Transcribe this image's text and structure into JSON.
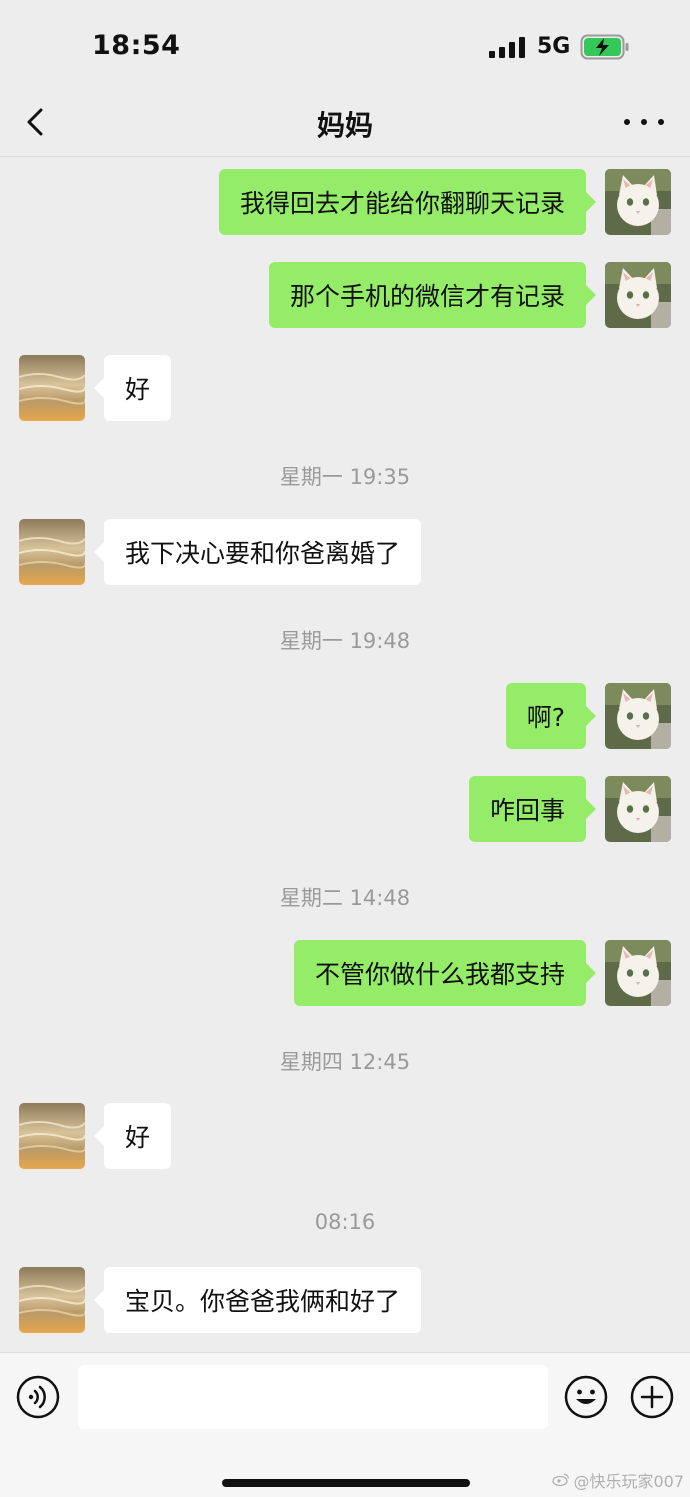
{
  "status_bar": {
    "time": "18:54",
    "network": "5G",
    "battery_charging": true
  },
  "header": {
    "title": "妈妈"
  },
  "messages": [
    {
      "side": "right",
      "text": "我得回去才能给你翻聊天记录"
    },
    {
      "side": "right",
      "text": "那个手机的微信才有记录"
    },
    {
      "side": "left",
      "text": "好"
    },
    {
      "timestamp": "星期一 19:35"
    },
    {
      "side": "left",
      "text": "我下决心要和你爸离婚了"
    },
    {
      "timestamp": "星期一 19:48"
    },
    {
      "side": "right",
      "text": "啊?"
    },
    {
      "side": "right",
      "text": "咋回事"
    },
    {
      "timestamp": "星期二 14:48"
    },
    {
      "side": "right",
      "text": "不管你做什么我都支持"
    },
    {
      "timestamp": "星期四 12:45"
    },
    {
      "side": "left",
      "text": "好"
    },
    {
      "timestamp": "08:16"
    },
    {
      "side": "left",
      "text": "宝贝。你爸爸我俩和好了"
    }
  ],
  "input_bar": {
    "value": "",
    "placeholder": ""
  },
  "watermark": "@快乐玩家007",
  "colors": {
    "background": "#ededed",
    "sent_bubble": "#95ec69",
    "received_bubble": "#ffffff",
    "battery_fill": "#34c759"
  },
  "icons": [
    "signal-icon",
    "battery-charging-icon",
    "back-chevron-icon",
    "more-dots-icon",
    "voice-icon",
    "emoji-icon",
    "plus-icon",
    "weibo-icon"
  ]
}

EXERCISE: Reproduce each entry verbatim, excluding any embedded images.

RESPONSE TO THE EXERCISE:
Transcribe this image's text and structure into JSON.
{
  "status_bar": {
    "time": "18:54",
    "network": "5G",
    "battery_charging": true
  },
  "header": {
    "title": "妈妈"
  },
  "messages": [
    {
      "side": "right",
      "text": "我得回去才能给你翻聊天记录"
    },
    {
      "side": "right",
      "text": "那个手机的微信才有记录"
    },
    {
      "side": "left",
      "text": "好"
    },
    {
      "timestamp": "星期一 19:35"
    },
    {
      "side": "left",
      "text": "我下决心要和你爸离婚了"
    },
    {
      "timestamp": "星期一 19:48"
    },
    {
      "side": "right",
      "text": "啊?"
    },
    {
      "side": "right",
      "text": "咋回事"
    },
    {
      "timestamp": "星期二 14:48"
    },
    {
      "side": "right",
      "text": "不管你做什么我都支持"
    },
    {
      "timestamp": "星期四 12:45"
    },
    {
      "side": "left",
      "text": "好"
    },
    {
      "timestamp": "08:16"
    },
    {
      "side": "left",
      "text": "宝贝。你爸爸我俩和好了"
    }
  ],
  "input_bar": {
    "value": "",
    "placeholder": ""
  },
  "watermark": "@快乐玩家007",
  "colors": {
    "background": "#ededed",
    "sent_bubble": "#95ec69",
    "received_bubble": "#ffffff",
    "battery_fill": "#34c759"
  },
  "icons": [
    "signal-icon",
    "battery-charging-icon",
    "back-chevron-icon",
    "more-dots-icon",
    "voice-icon",
    "emoji-icon",
    "plus-icon",
    "weibo-icon"
  ]
}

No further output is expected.